■ Information provided
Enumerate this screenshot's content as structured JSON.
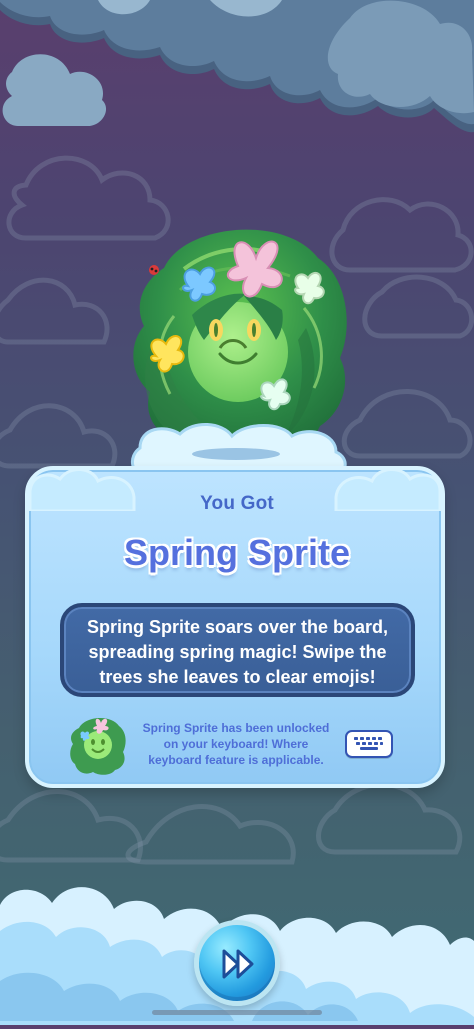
{
  "reward_dialog": {
    "heading": "You Got",
    "item_name": "Spring Sprite",
    "description": "Spring Sprite soars over the board, spreading spring magic! Swipe the trees she leaves to clear emojis!",
    "keyboard_unlock_message": "Spring Sprite has been unlocked on your keyboard! Where keyboard feature is applicable."
  },
  "icons": {
    "character": "spring-sprite",
    "small_character": "spring-sprite",
    "keyboard": "keyboard-icon",
    "skip": "fast-forward-icon"
  },
  "colors": {
    "background_top": "#5a3f6e",
    "background_bottom": "#3f6b73",
    "panel": "#a6d8fb",
    "description_box": "#3a5f97",
    "title_text": "#5570de",
    "skip_button": "#239bdf"
  }
}
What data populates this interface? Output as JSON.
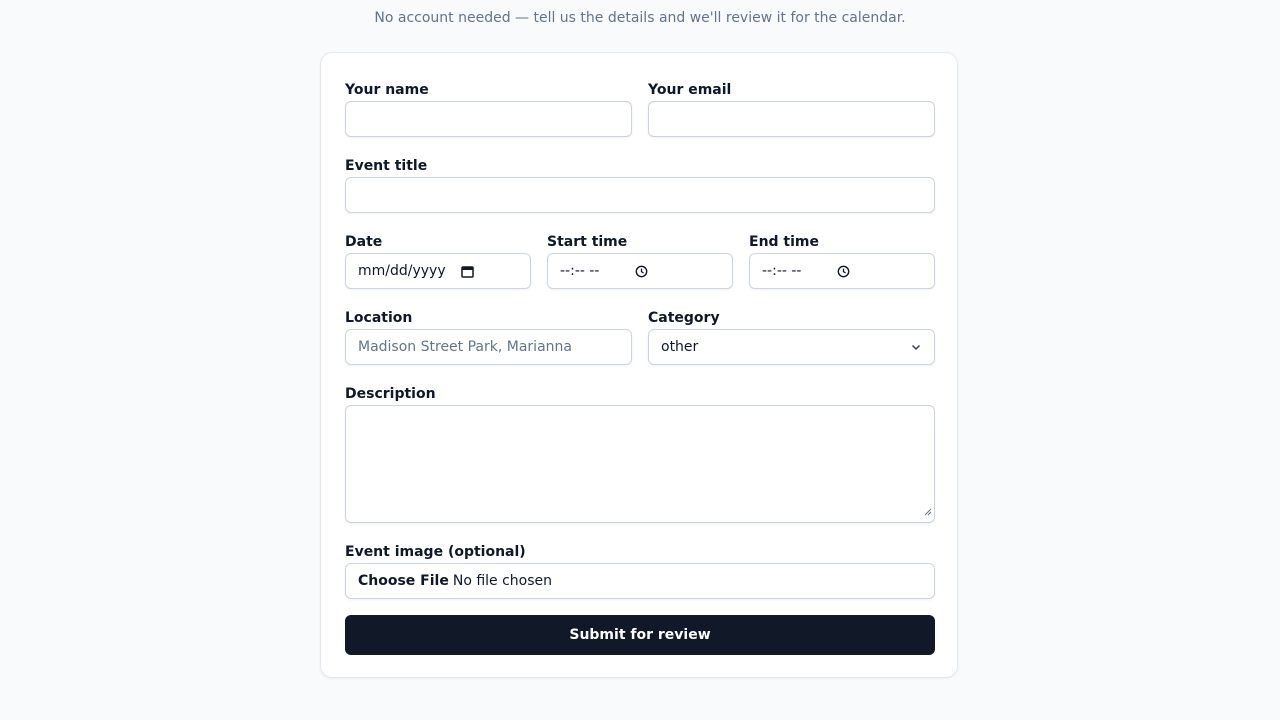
{
  "header": {
    "subtitle": "No account needed — tell us the details and we'll review it for the calendar."
  },
  "form": {
    "name": {
      "label": "Your name",
      "value": ""
    },
    "email": {
      "label": "Your email",
      "value": ""
    },
    "title": {
      "label": "Event title",
      "value": ""
    },
    "date": {
      "label": "Date",
      "placeholder": "mm/dd/yyyy",
      "icon": "calendar-icon"
    },
    "start_time": {
      "label": "Start time",
      "placeholder": "--:-- --",
      "icon": "clock-icon"
    },
    "end_time": {
      "label": "End time",
      "placeholder": "--:-- --",
      "icon": "clock-icon"
    },
    "location": {
      "label": "Location",
      "placeholder": "Madison Street Park, Marianna"
    },
    "category": {
      "label": "Category",
      "value": "other",
      "icon": "chevron-down-icon"
    },
    "description": {
      "label": "Description",
      "value": ""
    },
    "image": {
      "label": "Event image (optional)",
      "button": "Choose File",
      "status": "No file chosen"
    },
    "submit_label": "Submit for review"
  },
  "colors": {
    "background": "#f8fafc",
    "card": "#ffffff",
    "border": "#cbd5e1",
    "primary_button": "#111827",
    "muted_text": "#64748b"
  }
}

■ What the task requires
Leave out every picture and copy the rest of the records exactly.

■ Exercise solution
Enumerate this screenshot's content as structured JSON.
{
  "reward_dialog": {
    "heading": "You Got",
    "item_name": "Spring Sprite",
    "description": "Spring Sprite soars over the board, spreading spring magic! Swipe the trees she leaves to clear emojis!",
    "keyboard_unlock_message": "Spring Sprite has been unlocked on your keyboard! Where keyboard feature is applicable."
  },
  "icons": {
    "character": "spring-sprite",
    "small_character": "spring-sprite",
    "keyboard": "keyboard-icon",
    "skip": "fast-forward-icon"
  },
  "colors": {
    "background_top": "#5a3f6e",
    "background_bottom": "#3f6b73",
    "panel": "#a6d8fb",
    "description_box": "#3a5f97",
    "title_text": "#5570de",
    "skip_button": "#239bdf"
  }
}
What data populates this interface? Output as JSON.
{
  "header": {
    "subtitle": "No account needed — tell us the details and we'll review it for the calendar."
  },
  "form": {
    "name": {
      "label": "Your name",
      "value": ""
    },
    "email": {
      "label": "Your email",
      "value": ""
    },
    "title": {
      "label": "Event title",
      "value": ""
    },
    "date": {
      "label": "Date",
      "placeholder": "mm/dd/yyyy",
      "icon": "calendar-icon"
    },
    "start_time": {
      "label": "Start time",
      "placeholder": "--:-- --",
      "icon": "clock-icon"
    },
    "end_time": {
      "label": "End time",
      "placeholder": "--:-- --",
      "icon": "clock-icon"
    },
    "location": {
      "label": "Location",
      "placeholder": "Madison Street Park, Marianna"
    },
    "category": {
      "label": "Category",
      "value": "other",
      "icon": "chevron-down-icon"
    },
    "description": {
      "label": "Description",
      "value": ""
    },
    "image": {
      "label": "Event image (optional)",
      "button": "Choose File",
      "status": "No file chosen"
    },
    "submit_label": "Submit for review"
  },
  "colors": {
    "background": "#f8fafc",
    "card": "#ffffff",
    "border": "#cbd5e1",
    "primary_button": "#111827",
    "muted_text": "#64748b"
  }
}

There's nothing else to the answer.